((

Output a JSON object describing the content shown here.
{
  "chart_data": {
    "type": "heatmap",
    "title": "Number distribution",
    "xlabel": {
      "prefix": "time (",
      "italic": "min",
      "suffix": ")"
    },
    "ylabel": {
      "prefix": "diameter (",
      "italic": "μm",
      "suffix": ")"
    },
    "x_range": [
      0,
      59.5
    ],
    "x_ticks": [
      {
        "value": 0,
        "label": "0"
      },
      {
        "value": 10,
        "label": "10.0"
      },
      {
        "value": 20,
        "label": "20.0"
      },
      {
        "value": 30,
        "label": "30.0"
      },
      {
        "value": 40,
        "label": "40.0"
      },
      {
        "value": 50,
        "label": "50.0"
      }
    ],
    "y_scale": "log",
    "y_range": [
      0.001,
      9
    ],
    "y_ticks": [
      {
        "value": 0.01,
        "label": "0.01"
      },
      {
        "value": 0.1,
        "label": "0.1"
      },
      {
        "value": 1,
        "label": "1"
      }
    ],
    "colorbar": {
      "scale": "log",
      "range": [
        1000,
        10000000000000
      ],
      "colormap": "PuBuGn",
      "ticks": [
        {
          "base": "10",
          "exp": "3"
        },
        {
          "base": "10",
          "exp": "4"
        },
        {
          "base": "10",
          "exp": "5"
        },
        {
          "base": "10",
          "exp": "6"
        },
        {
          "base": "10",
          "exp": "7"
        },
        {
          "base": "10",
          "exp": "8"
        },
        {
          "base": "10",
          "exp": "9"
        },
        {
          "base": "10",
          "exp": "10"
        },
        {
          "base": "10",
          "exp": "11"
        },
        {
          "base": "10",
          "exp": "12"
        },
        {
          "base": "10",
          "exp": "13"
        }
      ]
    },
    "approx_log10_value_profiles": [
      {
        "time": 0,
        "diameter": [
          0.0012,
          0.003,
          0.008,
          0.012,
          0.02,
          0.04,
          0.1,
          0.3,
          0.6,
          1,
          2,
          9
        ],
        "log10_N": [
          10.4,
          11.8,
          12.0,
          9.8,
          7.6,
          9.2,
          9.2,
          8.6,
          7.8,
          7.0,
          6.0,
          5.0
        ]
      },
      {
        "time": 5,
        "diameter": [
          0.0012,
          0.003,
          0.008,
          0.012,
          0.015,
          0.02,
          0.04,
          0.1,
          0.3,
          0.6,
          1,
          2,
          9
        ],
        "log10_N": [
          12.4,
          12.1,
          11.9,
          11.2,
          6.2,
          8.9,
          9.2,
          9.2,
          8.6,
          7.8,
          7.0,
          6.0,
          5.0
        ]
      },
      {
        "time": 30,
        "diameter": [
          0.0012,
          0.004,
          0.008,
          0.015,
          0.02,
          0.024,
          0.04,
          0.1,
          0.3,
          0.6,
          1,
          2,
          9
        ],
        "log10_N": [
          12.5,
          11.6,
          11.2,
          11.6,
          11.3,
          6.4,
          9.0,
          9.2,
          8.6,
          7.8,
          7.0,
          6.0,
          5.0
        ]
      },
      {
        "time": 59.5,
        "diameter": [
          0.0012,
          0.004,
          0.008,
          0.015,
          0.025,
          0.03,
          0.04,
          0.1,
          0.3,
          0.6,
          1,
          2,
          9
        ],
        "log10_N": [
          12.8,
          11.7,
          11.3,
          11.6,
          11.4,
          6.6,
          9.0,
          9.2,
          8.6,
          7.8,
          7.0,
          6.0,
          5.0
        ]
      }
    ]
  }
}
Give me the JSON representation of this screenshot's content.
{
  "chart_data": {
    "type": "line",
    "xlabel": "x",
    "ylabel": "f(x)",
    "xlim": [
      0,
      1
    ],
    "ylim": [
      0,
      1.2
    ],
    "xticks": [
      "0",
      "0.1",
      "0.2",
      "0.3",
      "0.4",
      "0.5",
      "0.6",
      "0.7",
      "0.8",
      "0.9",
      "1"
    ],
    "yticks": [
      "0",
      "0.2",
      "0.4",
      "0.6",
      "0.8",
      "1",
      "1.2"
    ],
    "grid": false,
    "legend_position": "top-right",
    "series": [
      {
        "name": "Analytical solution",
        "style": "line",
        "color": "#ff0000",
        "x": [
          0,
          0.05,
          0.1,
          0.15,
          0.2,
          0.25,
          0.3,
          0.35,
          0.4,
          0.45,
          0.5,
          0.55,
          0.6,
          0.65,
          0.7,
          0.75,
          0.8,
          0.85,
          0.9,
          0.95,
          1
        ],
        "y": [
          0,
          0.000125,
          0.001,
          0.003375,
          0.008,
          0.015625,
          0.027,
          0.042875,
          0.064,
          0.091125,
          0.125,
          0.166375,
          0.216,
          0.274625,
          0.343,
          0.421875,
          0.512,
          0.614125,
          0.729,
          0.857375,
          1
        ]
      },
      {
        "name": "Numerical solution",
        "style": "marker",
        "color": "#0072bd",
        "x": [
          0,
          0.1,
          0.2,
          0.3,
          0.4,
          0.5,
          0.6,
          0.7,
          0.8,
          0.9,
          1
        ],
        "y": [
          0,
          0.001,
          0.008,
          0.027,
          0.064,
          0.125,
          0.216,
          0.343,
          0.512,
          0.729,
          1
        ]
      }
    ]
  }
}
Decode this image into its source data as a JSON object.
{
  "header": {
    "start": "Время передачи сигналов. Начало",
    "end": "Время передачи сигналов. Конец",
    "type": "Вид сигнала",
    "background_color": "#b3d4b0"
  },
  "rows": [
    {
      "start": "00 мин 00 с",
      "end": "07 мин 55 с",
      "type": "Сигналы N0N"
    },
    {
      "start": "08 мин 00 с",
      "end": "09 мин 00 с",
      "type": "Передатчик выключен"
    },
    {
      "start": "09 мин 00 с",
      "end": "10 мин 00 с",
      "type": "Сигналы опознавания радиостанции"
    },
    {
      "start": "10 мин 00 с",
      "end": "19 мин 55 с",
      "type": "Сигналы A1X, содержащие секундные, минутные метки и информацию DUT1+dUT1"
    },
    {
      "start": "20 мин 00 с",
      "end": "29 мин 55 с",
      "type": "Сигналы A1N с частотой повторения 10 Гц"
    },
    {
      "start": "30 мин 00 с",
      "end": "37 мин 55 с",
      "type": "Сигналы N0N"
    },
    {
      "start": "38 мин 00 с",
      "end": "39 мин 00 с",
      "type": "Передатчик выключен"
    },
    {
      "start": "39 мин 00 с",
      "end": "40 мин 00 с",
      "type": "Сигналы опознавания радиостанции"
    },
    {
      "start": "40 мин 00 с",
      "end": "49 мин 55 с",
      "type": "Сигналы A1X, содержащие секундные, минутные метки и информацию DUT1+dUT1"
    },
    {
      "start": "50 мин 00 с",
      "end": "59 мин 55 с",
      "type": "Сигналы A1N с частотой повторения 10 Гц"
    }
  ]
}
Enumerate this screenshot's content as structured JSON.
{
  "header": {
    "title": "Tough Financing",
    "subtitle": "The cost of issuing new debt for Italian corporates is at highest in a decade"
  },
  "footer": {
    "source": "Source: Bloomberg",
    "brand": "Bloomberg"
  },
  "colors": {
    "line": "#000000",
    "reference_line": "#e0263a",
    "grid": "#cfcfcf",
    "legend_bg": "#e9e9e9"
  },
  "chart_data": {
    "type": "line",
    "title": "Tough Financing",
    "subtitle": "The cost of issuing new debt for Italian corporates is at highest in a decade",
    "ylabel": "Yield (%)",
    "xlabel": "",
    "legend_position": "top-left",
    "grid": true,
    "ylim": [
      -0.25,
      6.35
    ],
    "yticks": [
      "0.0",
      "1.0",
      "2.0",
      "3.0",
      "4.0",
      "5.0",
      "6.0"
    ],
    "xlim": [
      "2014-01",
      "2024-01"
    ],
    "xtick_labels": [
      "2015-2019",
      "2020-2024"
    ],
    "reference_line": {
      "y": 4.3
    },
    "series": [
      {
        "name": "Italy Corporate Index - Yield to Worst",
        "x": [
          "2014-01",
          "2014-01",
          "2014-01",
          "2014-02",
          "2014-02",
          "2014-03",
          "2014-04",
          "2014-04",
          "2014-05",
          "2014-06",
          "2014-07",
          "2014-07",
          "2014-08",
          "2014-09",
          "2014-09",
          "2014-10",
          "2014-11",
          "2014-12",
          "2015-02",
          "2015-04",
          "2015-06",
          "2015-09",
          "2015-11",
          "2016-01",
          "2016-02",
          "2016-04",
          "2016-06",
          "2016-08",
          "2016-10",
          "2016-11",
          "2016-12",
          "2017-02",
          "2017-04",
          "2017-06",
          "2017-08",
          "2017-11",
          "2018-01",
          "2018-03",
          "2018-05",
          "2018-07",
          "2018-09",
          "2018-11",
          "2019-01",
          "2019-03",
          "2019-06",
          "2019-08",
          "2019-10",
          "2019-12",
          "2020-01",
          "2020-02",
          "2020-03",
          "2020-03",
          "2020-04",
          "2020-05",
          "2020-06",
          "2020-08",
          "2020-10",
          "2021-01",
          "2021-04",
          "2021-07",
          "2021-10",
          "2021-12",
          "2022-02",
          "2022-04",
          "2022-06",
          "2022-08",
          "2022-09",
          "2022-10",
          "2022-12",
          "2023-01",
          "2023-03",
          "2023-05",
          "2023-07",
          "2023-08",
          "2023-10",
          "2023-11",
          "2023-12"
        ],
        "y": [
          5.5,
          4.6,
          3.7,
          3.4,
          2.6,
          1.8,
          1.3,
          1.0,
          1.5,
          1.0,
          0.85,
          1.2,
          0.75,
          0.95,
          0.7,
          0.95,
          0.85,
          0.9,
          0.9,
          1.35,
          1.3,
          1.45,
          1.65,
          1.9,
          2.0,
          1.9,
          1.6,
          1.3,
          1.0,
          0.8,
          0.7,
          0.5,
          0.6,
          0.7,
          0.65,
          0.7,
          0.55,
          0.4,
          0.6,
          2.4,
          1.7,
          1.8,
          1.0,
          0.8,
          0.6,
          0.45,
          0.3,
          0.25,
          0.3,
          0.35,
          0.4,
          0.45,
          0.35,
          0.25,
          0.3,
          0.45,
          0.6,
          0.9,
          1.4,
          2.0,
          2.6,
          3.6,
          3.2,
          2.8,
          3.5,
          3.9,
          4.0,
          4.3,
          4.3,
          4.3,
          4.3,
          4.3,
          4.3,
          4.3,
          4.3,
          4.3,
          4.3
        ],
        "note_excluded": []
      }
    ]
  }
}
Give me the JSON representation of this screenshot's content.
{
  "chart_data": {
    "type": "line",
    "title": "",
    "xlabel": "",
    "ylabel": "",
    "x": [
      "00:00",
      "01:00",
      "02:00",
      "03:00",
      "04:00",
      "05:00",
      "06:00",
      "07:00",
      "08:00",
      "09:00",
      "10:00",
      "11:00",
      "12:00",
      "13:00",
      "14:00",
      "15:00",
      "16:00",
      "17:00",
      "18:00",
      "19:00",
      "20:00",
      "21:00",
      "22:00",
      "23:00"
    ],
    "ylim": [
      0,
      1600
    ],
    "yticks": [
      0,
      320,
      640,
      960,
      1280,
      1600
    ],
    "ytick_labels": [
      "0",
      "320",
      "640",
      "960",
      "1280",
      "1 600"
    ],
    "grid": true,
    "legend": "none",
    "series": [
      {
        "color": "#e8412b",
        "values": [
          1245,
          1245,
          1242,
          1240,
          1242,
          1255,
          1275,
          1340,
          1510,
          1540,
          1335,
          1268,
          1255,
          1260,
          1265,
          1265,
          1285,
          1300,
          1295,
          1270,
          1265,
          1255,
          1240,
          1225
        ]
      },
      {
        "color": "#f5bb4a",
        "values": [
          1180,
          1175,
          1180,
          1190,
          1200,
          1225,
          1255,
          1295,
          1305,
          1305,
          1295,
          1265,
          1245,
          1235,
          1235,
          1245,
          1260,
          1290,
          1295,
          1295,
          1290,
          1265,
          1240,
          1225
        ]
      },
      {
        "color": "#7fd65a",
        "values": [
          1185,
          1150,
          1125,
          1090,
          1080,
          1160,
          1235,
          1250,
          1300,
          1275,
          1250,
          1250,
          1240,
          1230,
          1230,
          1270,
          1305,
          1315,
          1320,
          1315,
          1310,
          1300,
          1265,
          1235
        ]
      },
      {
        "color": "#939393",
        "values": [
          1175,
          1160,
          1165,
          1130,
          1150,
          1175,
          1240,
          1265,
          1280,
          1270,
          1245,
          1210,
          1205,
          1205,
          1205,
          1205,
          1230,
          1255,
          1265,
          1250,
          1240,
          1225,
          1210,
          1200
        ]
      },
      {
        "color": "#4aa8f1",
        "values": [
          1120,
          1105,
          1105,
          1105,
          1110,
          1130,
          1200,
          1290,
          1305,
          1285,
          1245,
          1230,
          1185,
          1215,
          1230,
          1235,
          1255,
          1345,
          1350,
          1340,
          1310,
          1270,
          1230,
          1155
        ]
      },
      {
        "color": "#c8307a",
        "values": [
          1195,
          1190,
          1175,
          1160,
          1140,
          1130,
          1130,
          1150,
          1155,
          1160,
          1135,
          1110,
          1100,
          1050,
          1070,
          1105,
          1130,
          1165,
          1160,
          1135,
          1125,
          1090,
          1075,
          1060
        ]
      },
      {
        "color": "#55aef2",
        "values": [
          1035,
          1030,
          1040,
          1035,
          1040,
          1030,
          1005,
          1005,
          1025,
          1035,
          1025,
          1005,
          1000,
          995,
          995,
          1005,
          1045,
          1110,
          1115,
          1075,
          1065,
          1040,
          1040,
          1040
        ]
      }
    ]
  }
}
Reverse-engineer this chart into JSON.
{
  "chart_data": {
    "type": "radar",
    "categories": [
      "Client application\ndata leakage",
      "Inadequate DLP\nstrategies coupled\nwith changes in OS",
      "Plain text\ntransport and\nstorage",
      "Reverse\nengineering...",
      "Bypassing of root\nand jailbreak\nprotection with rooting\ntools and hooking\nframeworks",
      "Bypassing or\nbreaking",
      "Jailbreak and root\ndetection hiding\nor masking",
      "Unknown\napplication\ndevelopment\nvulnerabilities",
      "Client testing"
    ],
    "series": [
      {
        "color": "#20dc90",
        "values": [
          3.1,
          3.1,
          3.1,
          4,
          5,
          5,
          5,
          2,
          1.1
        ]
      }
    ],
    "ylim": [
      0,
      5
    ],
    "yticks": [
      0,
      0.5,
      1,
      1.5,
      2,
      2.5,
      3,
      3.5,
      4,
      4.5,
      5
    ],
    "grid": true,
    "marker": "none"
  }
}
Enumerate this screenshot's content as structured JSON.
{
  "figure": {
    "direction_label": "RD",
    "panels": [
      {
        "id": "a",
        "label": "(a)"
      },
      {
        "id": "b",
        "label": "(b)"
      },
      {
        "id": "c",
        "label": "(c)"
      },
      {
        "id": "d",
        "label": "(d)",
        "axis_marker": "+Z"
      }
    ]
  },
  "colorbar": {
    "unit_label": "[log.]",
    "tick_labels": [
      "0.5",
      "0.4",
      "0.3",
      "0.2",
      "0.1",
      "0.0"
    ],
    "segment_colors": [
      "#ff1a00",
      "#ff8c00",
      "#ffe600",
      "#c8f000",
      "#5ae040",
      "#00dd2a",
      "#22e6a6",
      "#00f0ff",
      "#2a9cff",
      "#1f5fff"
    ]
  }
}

))

> [WHAT YOU WILL DO]
In the entries above, find lines with "Bloomberg" and copy each.

> [RESULT]
    "source": "Source: Bloomberg",
    "brand": "Bloomberg"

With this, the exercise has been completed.